start

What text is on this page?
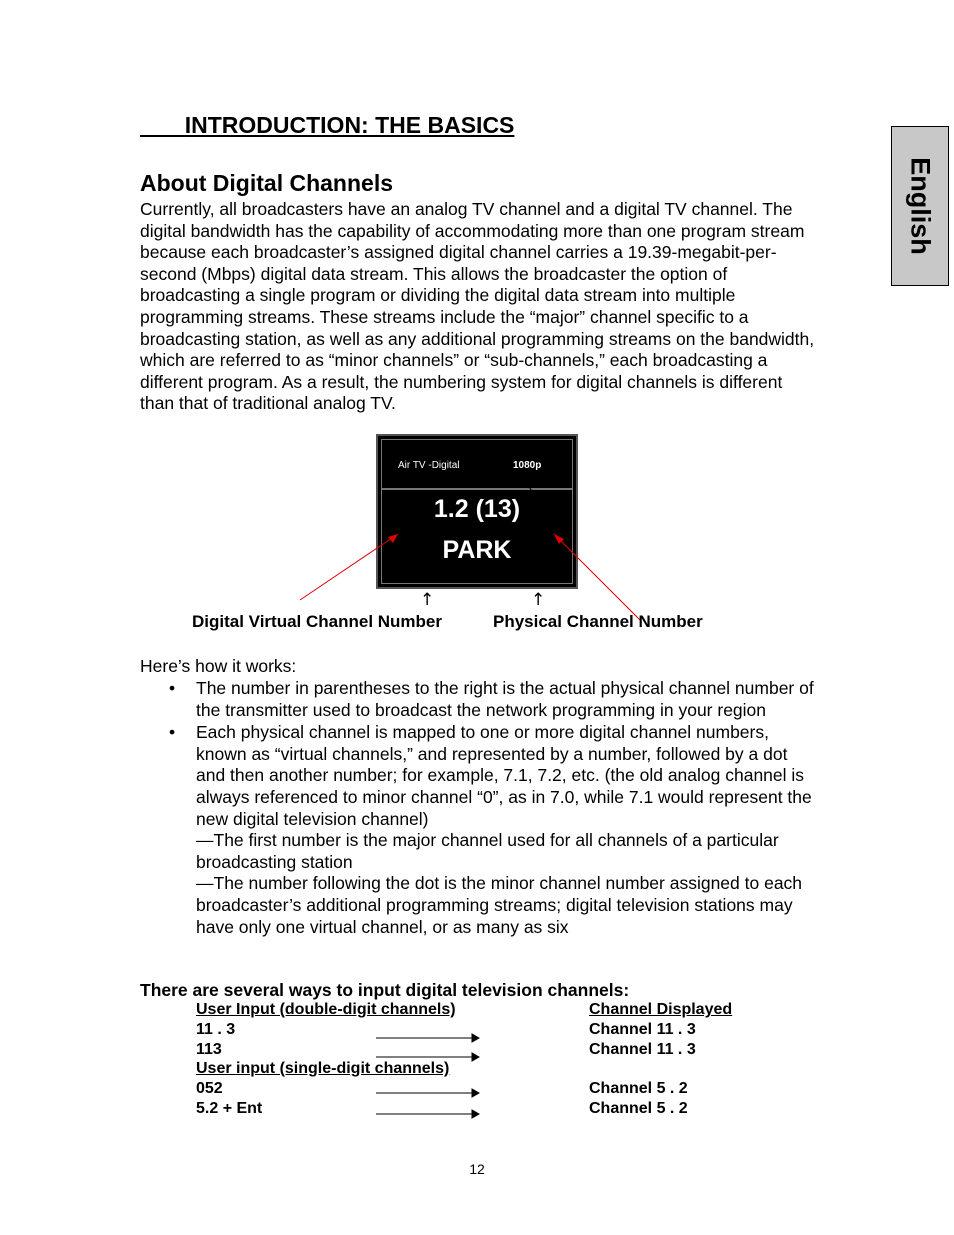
English
INTRODUCTION: THE BASICS
About Digital Channels
Currently, all broadcasters have an analog TV channel and a digital TV channel. The digital bandwidth has the capability of accommodating more than one program stream because each broadcaster’s assigned digital channel carries a 19.39-megabit-per-second (Mbps) digital data stream. This allows the broadcaster the option of broadcasting a single program or dividing the digital data stream into multiple programming streams. These streams include the “major” channel specific to a broadcasting station, as well as any additional programming streams on the bandwidth, which are referred to as “minor channels” or “sub-channels,” each broadcasting a different program. As a result, the numbering system for digital channels is different than that of traditional analog TV.
Air TV -Digital	1080p
1.2 (13)
PARK
↑	↑
Digital Virtual Channel Number	Physical Channel Number
Here’s how it works:
• The number in parentheses to the right is the actual physical channel number of the transmitter used to broadcast the network programming in your region
• Each physical channel is mapped to one or more digital channel numbers, known as “virtual channels,” and represented by a number, followed by a dot and then another number; for example, 7.1, 7.2, etc. (the old analog channel is always referenced to minor channel “0”, as in 7.0, while 7.1 would represent the new digital television channel)
—The first number is the major channel used for all channels of a particular broadcasting station
—The number following the dot is the minor channel number assigned to each broadcaster’s additional programming streams; digital television stations may have only one virtual channel, or as many as six
There are several ways to input digital television channels:
User Input (double-digit channels)	Channel Displayed
11 . 3	Channel 11 . 3
113	Channel 11 . 3
User input (single-digit channels)
052	Channel 5 . 2
5.2 + Ent	Channel 5 . 2
12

end

*WRITTEN PROBLEM*:
Among the entries above, how many lines include the word "minor"? Reply with the number only.

*TASK RESPONSE*:
3